── Listed records ──

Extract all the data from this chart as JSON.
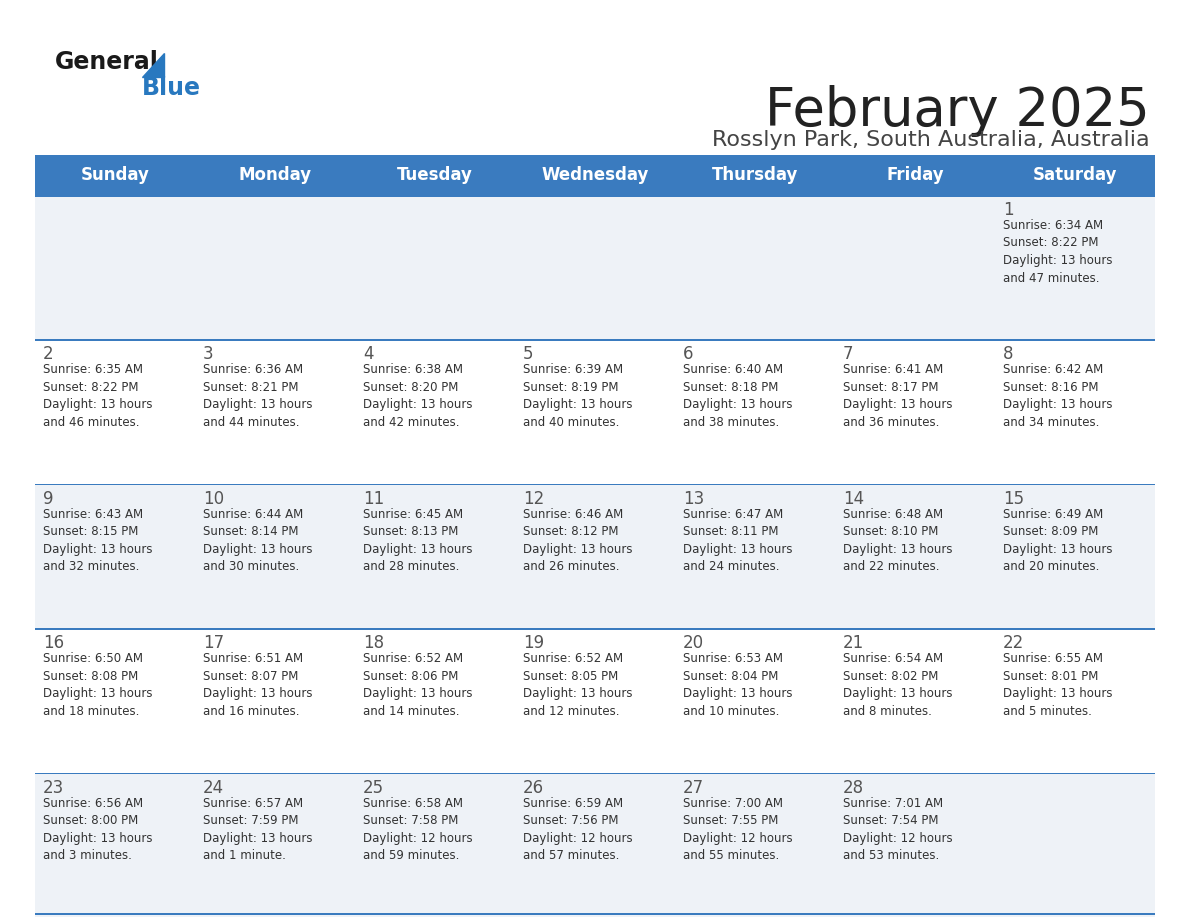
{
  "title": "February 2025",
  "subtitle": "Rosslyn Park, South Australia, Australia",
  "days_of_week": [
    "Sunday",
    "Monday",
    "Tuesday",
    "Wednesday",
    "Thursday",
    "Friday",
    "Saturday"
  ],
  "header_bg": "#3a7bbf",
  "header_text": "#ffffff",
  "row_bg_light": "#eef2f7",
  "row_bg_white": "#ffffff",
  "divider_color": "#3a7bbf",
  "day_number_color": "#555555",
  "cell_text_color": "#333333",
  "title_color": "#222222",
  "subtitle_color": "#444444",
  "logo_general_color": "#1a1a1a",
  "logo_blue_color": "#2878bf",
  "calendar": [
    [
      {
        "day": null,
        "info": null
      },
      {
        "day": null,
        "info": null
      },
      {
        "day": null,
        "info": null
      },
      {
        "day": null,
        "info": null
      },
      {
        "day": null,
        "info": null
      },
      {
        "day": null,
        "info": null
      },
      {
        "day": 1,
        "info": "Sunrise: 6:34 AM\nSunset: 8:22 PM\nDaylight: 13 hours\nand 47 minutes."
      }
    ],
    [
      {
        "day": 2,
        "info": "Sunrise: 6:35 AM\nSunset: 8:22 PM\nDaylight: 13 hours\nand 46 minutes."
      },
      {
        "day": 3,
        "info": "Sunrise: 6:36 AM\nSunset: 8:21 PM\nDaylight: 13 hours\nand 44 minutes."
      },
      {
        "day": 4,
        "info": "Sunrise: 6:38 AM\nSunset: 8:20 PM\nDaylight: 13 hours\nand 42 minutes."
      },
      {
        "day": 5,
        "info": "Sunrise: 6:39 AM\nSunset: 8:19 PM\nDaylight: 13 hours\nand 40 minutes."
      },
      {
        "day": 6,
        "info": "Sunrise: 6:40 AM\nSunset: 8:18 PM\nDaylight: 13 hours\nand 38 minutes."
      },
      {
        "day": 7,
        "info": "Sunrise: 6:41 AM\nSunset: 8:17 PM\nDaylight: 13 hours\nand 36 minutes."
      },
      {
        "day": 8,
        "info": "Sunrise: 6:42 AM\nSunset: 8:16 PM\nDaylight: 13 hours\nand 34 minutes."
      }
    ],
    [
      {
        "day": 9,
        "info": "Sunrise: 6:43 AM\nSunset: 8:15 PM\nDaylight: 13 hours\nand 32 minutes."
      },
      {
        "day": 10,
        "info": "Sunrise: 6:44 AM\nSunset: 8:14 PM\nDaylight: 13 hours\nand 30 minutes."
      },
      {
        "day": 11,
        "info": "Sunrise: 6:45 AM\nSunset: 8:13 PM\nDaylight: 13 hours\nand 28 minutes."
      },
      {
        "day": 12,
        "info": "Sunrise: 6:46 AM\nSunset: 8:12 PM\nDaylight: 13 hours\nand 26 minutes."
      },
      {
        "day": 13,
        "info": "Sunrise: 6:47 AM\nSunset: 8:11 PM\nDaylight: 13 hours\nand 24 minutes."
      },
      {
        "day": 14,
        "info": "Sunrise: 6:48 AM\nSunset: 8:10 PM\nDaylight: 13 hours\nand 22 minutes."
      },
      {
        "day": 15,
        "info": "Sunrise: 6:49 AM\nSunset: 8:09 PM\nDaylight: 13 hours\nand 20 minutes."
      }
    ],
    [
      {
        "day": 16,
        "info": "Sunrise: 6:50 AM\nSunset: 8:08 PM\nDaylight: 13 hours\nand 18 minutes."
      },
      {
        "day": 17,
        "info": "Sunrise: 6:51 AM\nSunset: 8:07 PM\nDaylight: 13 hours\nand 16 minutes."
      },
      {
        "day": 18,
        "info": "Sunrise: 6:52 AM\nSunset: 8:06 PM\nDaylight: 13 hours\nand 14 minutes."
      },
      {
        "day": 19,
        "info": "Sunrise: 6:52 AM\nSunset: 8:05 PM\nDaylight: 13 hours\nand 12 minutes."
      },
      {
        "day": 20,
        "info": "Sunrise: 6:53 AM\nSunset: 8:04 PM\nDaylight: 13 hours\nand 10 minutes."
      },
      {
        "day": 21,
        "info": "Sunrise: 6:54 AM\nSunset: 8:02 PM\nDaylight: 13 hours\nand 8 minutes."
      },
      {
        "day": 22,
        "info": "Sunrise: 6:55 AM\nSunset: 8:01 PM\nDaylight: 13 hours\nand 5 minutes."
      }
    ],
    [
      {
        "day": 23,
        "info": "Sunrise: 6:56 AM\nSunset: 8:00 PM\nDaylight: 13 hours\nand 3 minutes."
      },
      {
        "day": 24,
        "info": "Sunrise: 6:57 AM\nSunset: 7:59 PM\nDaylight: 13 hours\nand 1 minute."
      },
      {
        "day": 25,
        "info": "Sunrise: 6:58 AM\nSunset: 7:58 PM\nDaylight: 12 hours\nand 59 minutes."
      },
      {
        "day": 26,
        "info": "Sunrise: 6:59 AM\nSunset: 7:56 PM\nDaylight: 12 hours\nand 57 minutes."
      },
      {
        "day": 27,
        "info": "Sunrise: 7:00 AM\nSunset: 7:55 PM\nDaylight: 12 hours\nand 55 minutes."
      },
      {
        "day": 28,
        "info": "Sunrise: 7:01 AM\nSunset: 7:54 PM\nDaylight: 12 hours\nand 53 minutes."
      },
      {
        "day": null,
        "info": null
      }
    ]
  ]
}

───
── Listed records ──

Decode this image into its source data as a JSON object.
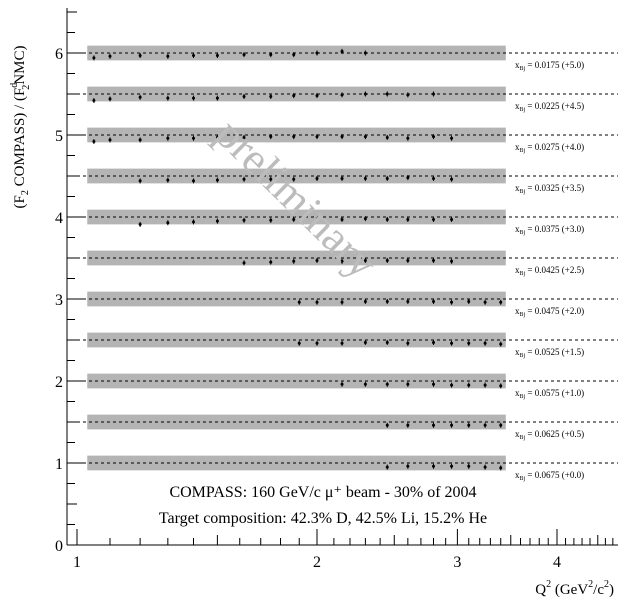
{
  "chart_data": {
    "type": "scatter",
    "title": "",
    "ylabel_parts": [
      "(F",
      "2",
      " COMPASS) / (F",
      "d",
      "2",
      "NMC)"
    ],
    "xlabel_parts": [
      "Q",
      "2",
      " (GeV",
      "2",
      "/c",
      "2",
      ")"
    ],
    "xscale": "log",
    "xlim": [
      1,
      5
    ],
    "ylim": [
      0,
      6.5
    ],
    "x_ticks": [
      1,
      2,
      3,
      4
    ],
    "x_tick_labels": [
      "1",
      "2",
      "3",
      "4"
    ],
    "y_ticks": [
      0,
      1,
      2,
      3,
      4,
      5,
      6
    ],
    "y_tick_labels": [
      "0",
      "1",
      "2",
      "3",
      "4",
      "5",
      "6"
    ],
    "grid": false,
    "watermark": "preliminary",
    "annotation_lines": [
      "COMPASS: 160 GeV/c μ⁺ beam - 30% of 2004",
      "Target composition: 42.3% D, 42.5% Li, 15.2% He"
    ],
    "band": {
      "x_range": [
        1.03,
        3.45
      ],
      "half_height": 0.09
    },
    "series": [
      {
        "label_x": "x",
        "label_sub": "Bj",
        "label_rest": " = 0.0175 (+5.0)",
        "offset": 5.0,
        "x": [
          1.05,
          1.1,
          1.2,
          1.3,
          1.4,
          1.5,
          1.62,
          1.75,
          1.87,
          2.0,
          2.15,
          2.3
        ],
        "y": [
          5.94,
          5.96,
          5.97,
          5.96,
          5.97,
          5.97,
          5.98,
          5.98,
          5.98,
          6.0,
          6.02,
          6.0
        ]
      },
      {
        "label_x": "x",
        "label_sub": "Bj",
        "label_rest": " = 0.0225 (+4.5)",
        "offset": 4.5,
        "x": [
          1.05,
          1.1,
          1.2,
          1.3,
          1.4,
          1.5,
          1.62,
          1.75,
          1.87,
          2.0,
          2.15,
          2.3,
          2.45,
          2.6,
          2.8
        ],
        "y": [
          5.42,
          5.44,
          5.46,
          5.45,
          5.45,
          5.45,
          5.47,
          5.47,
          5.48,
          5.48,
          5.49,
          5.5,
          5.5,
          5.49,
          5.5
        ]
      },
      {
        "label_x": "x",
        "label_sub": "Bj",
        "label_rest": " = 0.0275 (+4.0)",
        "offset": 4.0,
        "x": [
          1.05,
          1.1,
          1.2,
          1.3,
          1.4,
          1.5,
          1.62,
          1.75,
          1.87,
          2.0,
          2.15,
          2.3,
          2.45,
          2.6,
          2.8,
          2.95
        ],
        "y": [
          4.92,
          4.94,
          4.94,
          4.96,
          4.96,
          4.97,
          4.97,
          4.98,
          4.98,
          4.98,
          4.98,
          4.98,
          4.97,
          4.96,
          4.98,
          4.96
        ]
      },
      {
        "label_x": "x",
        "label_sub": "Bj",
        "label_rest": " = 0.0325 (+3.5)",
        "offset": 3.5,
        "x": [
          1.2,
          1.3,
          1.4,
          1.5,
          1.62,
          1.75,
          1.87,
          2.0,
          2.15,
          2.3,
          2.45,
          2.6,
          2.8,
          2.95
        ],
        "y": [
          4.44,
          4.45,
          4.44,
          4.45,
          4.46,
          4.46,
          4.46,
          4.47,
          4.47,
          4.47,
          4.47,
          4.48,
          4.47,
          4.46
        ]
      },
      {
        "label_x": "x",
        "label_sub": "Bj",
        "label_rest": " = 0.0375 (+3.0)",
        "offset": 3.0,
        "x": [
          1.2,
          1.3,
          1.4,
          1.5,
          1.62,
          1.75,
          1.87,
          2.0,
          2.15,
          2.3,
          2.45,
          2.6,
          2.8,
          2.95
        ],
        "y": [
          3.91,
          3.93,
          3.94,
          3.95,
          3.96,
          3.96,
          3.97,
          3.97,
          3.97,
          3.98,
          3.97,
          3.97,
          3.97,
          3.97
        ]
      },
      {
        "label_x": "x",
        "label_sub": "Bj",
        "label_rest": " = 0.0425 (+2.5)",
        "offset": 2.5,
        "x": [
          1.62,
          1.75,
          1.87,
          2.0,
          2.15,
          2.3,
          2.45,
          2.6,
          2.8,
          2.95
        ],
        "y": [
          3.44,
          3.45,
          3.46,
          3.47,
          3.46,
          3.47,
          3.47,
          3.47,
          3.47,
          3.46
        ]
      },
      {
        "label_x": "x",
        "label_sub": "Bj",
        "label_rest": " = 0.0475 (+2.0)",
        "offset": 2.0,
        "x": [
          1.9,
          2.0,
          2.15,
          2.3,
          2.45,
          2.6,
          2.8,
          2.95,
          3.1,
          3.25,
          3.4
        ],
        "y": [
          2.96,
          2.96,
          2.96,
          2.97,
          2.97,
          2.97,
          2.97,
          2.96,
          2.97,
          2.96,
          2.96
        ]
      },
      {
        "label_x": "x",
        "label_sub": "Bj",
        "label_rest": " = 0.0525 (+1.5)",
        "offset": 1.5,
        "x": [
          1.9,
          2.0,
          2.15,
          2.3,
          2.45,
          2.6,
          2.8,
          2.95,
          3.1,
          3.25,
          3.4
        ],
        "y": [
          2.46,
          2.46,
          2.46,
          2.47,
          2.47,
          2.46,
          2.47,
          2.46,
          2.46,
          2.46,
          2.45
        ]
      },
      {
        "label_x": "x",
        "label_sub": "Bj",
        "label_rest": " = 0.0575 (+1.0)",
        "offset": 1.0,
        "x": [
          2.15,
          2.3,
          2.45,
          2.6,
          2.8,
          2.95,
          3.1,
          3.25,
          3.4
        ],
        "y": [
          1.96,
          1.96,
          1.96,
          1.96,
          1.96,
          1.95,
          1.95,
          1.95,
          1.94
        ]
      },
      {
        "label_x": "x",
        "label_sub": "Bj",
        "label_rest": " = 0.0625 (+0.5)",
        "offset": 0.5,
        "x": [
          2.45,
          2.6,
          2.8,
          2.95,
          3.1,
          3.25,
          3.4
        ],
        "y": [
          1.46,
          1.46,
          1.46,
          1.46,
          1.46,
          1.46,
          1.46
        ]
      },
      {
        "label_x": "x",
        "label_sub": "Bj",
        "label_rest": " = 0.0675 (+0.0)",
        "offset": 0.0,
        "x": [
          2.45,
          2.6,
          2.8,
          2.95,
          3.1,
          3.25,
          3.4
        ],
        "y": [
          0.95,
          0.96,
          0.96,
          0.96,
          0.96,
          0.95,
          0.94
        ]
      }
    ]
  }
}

───

Stated goal: Check each line above for the word "JSON" and copy the ones that have it.

Exercise response:
Extract all the data from this chart as JSON.
Decode this image into its source data as a JSON object.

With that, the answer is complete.